- _Task_: Take from the listing each line that has the string "certyfikatu".

################

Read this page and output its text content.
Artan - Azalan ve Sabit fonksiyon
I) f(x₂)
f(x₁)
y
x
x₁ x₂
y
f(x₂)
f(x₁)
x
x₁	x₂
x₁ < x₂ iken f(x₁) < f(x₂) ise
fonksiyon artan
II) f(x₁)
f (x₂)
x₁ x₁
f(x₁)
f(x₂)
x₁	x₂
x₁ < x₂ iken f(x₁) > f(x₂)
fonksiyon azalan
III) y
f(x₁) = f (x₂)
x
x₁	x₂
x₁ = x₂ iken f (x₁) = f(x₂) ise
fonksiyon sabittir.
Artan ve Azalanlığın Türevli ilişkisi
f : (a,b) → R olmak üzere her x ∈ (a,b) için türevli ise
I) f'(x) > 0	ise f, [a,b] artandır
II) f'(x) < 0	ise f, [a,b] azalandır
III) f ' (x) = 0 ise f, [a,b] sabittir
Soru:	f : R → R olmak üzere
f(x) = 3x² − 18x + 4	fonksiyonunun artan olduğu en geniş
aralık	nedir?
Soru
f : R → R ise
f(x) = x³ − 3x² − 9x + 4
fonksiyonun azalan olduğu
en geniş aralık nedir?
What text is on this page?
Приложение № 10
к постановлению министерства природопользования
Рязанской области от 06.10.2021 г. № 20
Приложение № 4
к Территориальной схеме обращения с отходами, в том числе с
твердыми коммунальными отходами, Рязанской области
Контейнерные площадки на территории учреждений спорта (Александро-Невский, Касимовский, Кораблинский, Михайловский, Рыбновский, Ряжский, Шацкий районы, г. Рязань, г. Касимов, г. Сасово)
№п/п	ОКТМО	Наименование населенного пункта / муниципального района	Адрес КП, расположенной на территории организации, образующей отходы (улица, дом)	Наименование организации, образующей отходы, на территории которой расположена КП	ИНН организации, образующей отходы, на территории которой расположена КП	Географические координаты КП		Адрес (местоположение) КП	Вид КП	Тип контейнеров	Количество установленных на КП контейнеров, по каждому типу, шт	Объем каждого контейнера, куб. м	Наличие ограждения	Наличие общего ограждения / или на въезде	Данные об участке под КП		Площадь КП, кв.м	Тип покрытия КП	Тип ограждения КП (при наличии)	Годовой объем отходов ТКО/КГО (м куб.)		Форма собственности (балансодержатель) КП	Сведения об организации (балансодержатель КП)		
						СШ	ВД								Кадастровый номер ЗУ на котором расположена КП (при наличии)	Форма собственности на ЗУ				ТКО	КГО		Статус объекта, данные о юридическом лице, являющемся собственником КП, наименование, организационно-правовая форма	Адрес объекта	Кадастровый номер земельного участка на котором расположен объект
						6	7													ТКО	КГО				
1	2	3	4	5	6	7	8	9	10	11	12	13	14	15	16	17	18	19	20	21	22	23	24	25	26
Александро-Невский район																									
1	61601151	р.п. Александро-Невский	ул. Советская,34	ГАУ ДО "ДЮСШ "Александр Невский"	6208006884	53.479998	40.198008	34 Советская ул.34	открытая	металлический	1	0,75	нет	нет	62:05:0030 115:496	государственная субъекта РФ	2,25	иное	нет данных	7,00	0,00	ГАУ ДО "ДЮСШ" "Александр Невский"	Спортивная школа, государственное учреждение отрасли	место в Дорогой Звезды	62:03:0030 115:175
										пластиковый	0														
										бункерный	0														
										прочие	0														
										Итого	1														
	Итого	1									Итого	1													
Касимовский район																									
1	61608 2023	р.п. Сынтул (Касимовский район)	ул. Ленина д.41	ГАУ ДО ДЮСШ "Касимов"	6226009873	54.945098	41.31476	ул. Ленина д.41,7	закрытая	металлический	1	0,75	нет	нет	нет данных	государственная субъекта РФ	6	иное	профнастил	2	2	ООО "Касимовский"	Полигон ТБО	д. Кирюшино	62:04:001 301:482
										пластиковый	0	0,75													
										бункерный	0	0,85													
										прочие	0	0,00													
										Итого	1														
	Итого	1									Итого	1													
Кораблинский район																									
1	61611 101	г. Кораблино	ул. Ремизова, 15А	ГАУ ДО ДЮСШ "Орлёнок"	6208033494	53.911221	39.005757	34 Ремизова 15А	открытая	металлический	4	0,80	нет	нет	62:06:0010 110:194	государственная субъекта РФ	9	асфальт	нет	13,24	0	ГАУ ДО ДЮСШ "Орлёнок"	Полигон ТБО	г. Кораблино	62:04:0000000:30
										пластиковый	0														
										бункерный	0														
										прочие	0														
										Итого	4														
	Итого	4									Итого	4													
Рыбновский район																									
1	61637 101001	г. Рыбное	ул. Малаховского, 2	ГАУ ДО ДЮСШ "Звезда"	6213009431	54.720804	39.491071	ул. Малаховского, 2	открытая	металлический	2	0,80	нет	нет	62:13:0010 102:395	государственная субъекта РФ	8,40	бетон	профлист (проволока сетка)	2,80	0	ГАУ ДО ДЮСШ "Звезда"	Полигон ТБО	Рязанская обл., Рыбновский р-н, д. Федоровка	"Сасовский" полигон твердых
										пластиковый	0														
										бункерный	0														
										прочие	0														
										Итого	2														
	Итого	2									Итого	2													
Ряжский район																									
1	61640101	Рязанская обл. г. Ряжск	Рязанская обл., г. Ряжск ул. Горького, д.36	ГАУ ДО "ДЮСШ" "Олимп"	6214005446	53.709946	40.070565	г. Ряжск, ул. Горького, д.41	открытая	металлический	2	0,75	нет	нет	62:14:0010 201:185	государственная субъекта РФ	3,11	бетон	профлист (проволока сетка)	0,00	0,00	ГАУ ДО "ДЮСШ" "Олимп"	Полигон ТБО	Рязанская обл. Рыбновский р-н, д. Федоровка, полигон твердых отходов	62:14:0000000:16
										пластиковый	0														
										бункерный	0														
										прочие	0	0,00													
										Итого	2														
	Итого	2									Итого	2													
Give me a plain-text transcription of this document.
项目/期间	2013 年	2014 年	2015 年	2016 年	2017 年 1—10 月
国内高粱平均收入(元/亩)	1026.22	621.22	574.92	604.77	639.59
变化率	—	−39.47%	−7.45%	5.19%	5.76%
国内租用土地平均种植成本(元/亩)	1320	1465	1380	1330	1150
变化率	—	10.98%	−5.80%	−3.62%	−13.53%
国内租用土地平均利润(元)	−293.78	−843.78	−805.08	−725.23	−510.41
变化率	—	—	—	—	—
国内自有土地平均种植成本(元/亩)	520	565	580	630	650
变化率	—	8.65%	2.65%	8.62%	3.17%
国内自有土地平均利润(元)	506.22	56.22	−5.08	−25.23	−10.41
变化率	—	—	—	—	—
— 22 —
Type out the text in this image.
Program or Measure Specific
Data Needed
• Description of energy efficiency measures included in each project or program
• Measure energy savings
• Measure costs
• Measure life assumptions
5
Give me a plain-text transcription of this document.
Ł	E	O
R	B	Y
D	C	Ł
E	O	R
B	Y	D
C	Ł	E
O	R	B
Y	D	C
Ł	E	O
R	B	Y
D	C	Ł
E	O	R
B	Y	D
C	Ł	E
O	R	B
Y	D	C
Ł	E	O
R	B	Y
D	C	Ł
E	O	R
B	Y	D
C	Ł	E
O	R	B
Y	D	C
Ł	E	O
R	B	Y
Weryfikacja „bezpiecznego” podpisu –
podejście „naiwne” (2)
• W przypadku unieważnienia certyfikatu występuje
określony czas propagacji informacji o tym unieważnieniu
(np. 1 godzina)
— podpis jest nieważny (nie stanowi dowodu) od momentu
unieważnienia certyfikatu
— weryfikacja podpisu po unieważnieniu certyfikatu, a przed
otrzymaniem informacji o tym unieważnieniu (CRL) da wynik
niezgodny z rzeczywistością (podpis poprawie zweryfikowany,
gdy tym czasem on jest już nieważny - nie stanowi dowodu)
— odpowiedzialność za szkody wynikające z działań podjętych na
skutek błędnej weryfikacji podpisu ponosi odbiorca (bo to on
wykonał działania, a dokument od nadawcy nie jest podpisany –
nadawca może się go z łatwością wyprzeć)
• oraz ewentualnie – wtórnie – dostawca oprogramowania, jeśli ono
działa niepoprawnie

################

- _Response to the exercise_:
• W przypadku unieważnienia certyfikatu występuje
unieważnienia certyfikatu
— weryfikacja podpisu po unieważnieniu certyfikatu, a przed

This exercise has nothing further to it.